• [TO DO] Go through the entries and transcribe each one exactly, dropping the pictures.
------------------------------
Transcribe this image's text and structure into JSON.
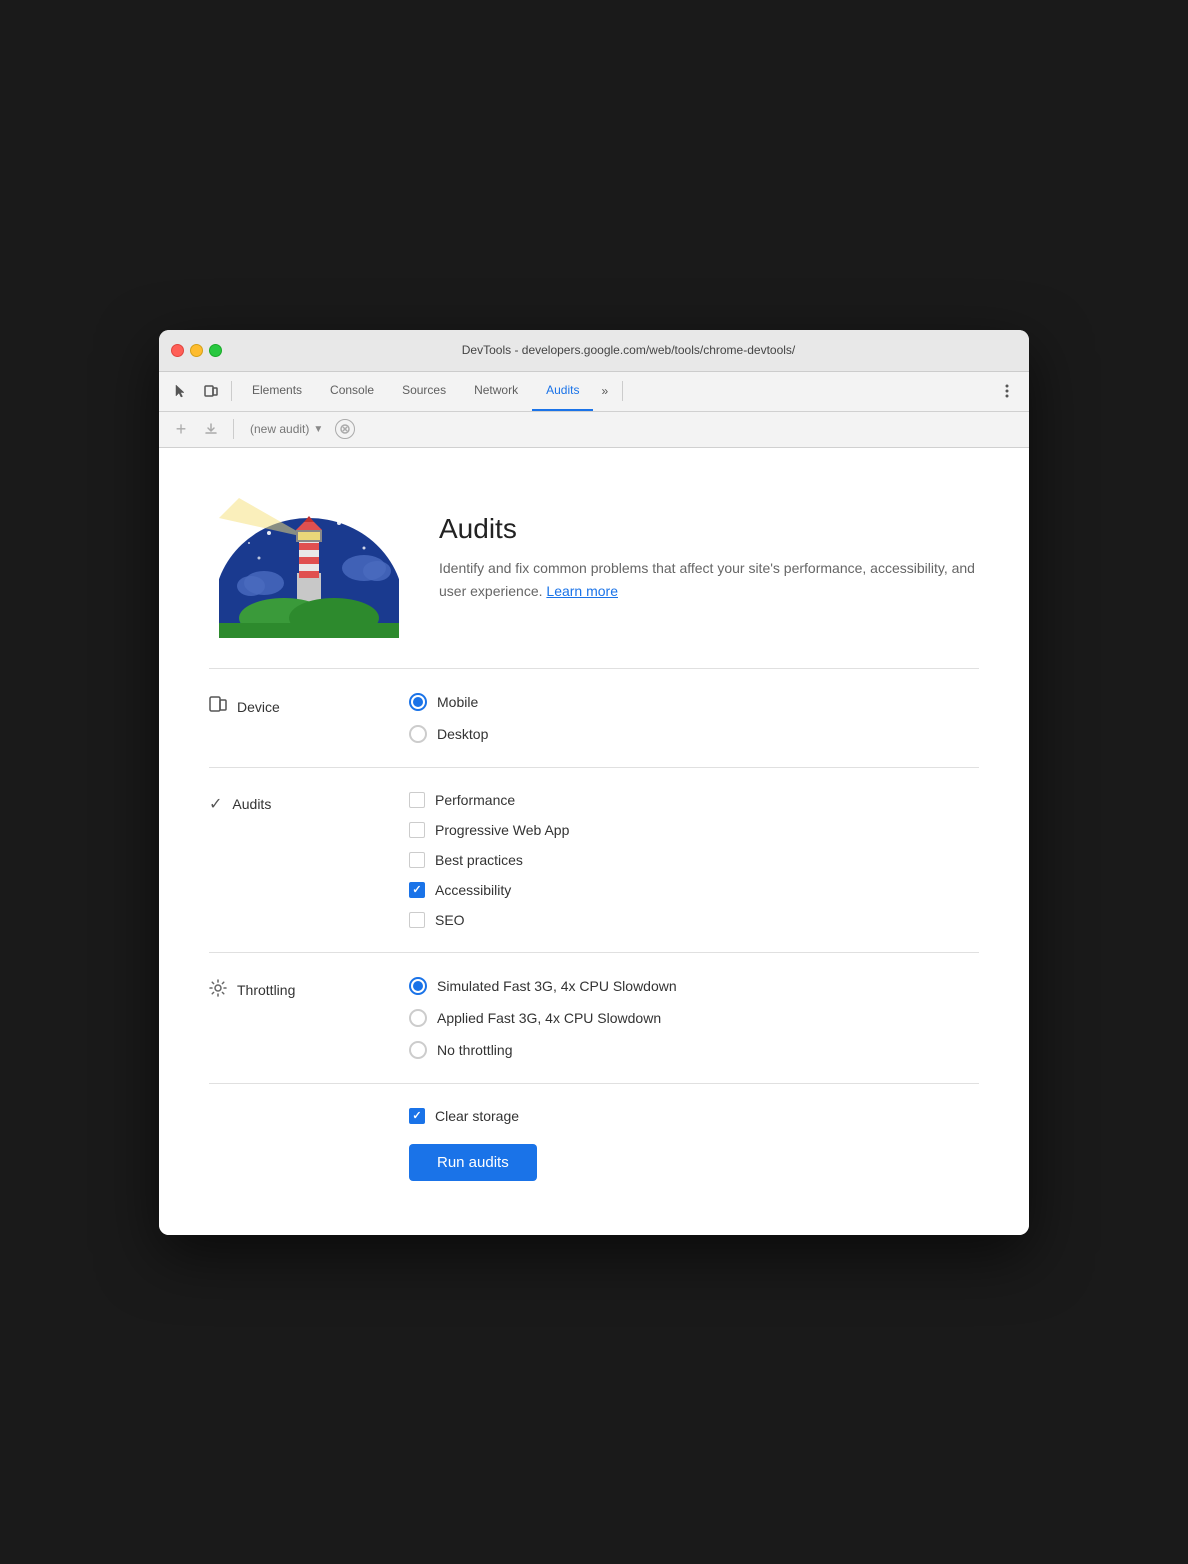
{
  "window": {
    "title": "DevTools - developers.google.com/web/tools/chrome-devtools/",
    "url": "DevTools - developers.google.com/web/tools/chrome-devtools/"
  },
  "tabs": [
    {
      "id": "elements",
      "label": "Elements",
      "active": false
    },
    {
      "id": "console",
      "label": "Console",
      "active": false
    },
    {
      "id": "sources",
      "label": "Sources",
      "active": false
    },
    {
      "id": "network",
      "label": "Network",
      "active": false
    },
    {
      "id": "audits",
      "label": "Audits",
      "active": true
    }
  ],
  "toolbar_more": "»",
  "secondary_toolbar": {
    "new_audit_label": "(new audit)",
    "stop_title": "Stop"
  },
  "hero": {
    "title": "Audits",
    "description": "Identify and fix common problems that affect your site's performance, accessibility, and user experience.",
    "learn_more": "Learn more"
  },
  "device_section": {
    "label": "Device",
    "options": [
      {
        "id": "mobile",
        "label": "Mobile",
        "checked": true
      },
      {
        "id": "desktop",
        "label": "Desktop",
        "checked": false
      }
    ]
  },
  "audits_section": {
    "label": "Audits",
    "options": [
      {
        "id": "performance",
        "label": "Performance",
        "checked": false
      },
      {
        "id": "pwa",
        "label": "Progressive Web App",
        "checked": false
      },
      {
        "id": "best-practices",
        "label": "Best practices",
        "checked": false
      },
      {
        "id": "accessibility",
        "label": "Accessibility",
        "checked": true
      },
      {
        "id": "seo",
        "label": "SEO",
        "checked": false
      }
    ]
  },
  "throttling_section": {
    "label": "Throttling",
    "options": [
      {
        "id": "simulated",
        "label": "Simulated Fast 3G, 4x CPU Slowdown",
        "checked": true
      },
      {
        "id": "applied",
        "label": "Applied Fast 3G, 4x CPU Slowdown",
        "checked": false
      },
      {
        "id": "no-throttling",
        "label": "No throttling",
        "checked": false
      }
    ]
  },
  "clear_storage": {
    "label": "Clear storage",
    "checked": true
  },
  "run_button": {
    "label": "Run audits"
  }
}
------------------------------
• [SOLUTION TO THIS EXERCISE]
Transcribe this image's text and structure into JSON.
{
  "window": {
    "title": "DevTools - developers.google.com/web/tools/chrome-devtools/",
    "url": "DevTools - developers.google.com/web/tools/chrome-devtools/"
  },
  "tabs": [
    {
      "id": "elements",
      "label": "Elements",
      "active": false
    },
    {
      "id": "console",
      "label": "Console",
      "active": false
    },
    {
      "id": "sources",
      "label": "Sources",
      "active": false
    },
    {
      "id": "network",
      "label": "Network",
      "active": false
    },
    {
      "id": "audits",
      "label": "Audits",
      "active": true
    }
  ],
  "toolbar_more": "»",
  "secondary_toolbar": {
    "new_audit_label": "(new audit)",
    "stop_title": "Stop"
  },
  "hero": {
    "title": "Audits",
    "description": "Identify and fix common problems that affect your site's performance, accessibility, and user experience.",
    "learn_more": "Learn more"
  },
  "device_section": {
    "label": "Device",
    "options": [
      {
        "id": "mobile",
        "label": "Mobile",
        "checked": true
      },
      {
        "id": "desktop",
        "label": "Desktop",
        "checked": false
      }
    ]
  },
  "audits_section": {
    "label": "Audits",
    "options": [
      {
        "id": "performance",
        "label": "Performance",
        "checked": false
      },
      {
        "id": "pwa",
        "label": "Progressive Web App",
        "checked": false
      },
      {
        "id": "best-practices",
        "label": "Best practices",
        "checked": false
      },
      {
        "id": "accessibility",
        "label": "Accessibility",
        "checked": true
      },
      {
        "id": "seo",
        "label": "SEO",
        "checked": false
      }
    ]
  },
  "throttling_section": {
    "label": "Throttling",
    "options": [
      {
        "id": "simulated",
        "label": "Simulated Fast 3G, 4x CPU Slowdown",
        "checked": true
      },
      {
        "id": "applied",
        "label": "Applied Fast 3G, 4x CPU Slowdown",
        "checked": false
      },
      {
        "id": "no-throttling",
        "label": "No throttling",
        "checked": false
      }
    ]
  },
  "clear_storage": {
    "label": "Clear storage",
    "checked": true
  },
  "run_button": {
    "label": "Run audits"
  }
}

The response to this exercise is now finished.